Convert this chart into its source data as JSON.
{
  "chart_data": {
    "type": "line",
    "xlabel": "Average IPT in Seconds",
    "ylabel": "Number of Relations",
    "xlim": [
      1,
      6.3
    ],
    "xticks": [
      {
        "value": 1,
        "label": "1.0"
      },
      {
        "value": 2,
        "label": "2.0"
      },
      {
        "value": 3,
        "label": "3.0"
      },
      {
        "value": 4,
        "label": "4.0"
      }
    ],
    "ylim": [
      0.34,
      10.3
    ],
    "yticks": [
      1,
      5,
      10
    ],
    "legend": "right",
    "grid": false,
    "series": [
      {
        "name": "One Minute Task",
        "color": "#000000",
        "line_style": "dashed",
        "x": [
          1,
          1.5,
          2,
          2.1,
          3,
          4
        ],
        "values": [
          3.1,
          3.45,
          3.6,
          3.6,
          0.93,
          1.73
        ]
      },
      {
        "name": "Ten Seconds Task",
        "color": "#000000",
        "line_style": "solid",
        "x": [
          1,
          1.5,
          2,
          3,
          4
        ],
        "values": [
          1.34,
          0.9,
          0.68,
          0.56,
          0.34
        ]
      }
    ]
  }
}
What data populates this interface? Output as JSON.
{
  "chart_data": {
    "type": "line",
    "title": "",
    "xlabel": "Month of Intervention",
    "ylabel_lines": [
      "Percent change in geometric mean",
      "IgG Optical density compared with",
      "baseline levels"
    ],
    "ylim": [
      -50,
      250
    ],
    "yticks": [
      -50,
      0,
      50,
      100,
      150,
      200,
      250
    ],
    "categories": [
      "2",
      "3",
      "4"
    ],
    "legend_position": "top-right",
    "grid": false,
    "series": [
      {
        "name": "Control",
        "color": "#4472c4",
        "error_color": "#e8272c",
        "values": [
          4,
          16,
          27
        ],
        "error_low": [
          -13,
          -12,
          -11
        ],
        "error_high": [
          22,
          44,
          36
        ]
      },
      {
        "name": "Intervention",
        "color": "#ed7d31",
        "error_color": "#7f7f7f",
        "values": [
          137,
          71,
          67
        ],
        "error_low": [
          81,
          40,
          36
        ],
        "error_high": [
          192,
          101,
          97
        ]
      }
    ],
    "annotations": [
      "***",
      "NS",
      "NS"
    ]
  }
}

++++

Brief
From the data above, copy out every line with the string "right" in it.

Exercise response
    "legend": "right",
    "legend_position": "top-right",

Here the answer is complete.